Extract the listing below in full, unchanged.

## BEGIN PROVIDED ENTRIES

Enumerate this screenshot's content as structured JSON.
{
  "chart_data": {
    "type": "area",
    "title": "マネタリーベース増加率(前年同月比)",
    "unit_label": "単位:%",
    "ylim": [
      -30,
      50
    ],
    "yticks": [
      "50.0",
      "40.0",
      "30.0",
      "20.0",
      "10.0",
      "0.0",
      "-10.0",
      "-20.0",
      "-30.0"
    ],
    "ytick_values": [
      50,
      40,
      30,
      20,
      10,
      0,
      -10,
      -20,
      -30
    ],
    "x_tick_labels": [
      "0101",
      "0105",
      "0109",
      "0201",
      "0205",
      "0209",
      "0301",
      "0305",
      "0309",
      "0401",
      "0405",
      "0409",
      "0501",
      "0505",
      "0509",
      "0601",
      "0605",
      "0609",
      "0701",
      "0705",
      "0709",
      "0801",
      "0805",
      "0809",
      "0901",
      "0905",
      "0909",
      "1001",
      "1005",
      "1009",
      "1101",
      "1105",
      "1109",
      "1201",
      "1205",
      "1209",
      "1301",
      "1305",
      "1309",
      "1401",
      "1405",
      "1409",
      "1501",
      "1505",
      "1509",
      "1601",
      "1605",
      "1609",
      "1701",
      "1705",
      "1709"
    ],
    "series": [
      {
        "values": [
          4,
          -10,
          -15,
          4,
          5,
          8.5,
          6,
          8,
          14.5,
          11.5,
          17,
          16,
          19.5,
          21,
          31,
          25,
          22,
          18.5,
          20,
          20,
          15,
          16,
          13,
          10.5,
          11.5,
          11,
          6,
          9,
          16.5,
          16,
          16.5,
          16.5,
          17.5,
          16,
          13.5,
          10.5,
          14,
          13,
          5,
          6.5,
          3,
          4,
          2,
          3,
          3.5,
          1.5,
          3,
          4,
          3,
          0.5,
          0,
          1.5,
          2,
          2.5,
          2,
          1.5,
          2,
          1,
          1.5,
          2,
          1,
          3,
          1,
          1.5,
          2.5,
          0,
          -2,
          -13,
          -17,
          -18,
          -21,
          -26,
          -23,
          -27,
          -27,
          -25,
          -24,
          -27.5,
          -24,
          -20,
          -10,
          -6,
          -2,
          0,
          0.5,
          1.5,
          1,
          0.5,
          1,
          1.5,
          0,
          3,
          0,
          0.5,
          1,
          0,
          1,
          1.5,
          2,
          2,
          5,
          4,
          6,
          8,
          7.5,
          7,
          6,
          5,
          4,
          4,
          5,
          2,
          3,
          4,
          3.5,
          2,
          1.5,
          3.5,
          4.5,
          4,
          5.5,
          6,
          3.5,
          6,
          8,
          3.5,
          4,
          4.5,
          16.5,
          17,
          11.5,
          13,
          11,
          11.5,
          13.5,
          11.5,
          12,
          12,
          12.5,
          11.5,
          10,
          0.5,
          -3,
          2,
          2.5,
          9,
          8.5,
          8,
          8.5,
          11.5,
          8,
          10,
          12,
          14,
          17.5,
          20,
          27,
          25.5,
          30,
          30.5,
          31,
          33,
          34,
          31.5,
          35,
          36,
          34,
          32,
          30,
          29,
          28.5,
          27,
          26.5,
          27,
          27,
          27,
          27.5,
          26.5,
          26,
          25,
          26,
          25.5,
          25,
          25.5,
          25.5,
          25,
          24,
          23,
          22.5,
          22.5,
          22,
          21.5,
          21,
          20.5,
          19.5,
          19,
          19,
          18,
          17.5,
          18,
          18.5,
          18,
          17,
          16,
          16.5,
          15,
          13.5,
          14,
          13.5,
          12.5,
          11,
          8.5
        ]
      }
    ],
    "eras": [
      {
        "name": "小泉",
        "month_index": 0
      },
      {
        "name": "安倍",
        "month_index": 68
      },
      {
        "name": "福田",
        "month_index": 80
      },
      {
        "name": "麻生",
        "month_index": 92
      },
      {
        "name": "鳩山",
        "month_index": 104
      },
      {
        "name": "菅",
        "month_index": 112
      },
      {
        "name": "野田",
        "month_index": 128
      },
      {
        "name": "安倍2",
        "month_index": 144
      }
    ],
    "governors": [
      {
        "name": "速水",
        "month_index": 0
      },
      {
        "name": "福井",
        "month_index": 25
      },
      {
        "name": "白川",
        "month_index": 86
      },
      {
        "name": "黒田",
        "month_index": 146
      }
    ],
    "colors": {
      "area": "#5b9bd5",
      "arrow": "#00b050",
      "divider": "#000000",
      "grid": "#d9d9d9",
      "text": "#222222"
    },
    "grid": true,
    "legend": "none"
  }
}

## END PROVIDED ENTRIES

SOLUTION TO THE EXERCISE
Enumerate this screenshot's content as structured JSON.
{
  "chart_data": {
    "type": "area",
    "title": "マネタリーベース増加率(前年同月比)",
    "unit_label": "単位:%",
    "ylim": [
      -30,
      50
    ],
    "yticks": [
      "50.0",
      "40.0",
      "30.0",
      "20.0",
      "10.0",
      "0.0",
      "-10.0",
      "-20.0",
      "-30.0"
    ],
    "ytick_values": [
      50,
      40,
      30,
      20,
      10,
      0,
      -10,
      -20,
      -30
    ],
    "x_tick_labels": [
      "0101",
      "0105",
      "0109",
      "0201",
      "0205",
      "0209",
      "0301",
      "0305",
      "0309",
      "0401",
      "0405",
      "0409",
      "0501",
      "0505",
      "0509",
      "0601",
      "0605",
      "0609",
      "0701",
      "0705",
      "0709",
      "0801",
      "0805",
      "0809",
      "0901",
      "0905",
      "0909",
      "1001",
      "1005",
      "1009",
      "1101",
      "1105",
      "1109",
      "1201",
      "1205",
      "1209",
      "1301",
      "1305",
      "1309",
      "1401",
      "1405",
      "1409",
      "1501",
      "1505",
      "1509",
      "1601",
      "1605",
      "1609",
      "1701",
      "1705",
      "1709"
    ],
    "series": [
      {
        "values": [
          4,
          -10,
          -15,
          4,
          5,
          8.5,
          6,
          8,
          14.5,
          11.5,
          17,
          16,
          19.5,
          21,
          31,
          25,
          22,
          18.5,
          20,
          20,
          15,
          16,
          13,
          10.5,
          11.5,
          11,
          6,
          9,
          16.5,
          16,
          16.5,
          16.5,
          17.5,
          16,
          13.5,
          10.5,
          14,
          13,
          5,
          6.5,
          3,
          4,
          2,
          3,
          3.5,
          1.5,
          3,
          4,
          3,
          0.5,
          0,
          1.5,
          2,
          2.5,
          2,
          1.5,
          2,
          1,
          1.5,
          2,
          1,
          3,
          1,
          1.5,
          2.5,
          0,
          -2,
          -13,
          -17,
          -18,
          -21,
          -26,
          -23,
          -27,
          -27,
          -25,
          -24,
          -27.5,
          -24,
          -20,
          -10,
          -6,
          -2,
          0,
          0.5,
          1.5,
          1,
          0.5,
          1,
          1.5,
          0,
          3,
          0,
          0.5,
          1,
          0,
          1,
          1.5,
          2,
          2,
          5,
          4,
          6,
          8,
          7.5,
          7,
          6,
          5,
          4,
          4,
          5,
          2,
          3,
          4,
          3.5,
          2,
          1.5,
          3.5,
          4.5,
          4,
          5.5,
          6,
          3.5,
          6,
          8,
          3.5,
          4,
          4.5,
          16.5,
          17,
          11.5,
          13,
          11,
          11.5,
          13.5,
          11.5,
          12,
          12,
          12.5,
          11.5,
          10,
          0.5,
          -3,
          2,
          2.5,
          9,
          8.5,
          8,
          8.5,
          11.5,
          8,
          10,
          12,
          14,
          17.5,
          20,
          27,
          25.5,
          30,
          30.5,
          31,
          33,
          34,
          31.5,
          35,
          36,
          34,
          32,
          30,
          29,
          28.5,
          27,
          26.5,
          27,
          27,
          27,
          27.5,
          26.5,
          26,
          25,
          26,
          25.5,
          25,
          25.5,
          25.5,
          25,
          24,
          23,
          22.5,
          22.5,
          22,
          21.5,
          21,
          20.5,
          19.5,
          19,
          19,
          18,
          17.5,
          18,
          18.5,
          18,
          17,
          16,
          16.5,
          15,
          13.5,
          14,
          13.5,
          12.5,
          11,
          8.5
        ]
      }
    ],
    "eras": [
      {
        "name": "小泉",
        "month_index": 0
      },
      {
        "name": "安倍",
        "month_index": 68
      },
      {
        "name": "福田",
        "month_index": 80
      },
      {
        "name": "麻生",
        "month_index": 92
      },
      {
        "name": "鳩山",
        "month_index": 104
      },
      {
        "name": "菅",
        "month_index": 112
      },
      {
        "name": "野田",
        "month_index": 128
      },
      {
        "name": "安倍2",
        "month_index": 144
      }
    ],
    "governors": [
      {
        "name": "速水",
        "month_index": 0
      },
      {
        "name": "福井",
        "month_index": 25
      },
      {
        "name": "白川",
        "month_index": 86
      },
      {
        "name": "黒田",
        "month_index": 146
      }
    ],
    "colors": {
      "area": "#5b9bd5",
      "arrow": "#00b050",
      "divider": "#000000",
      "grid": "#d9d9d9",
      "text": "#222222"
    },
    "grid": true,
    "legend": "none"
  }
}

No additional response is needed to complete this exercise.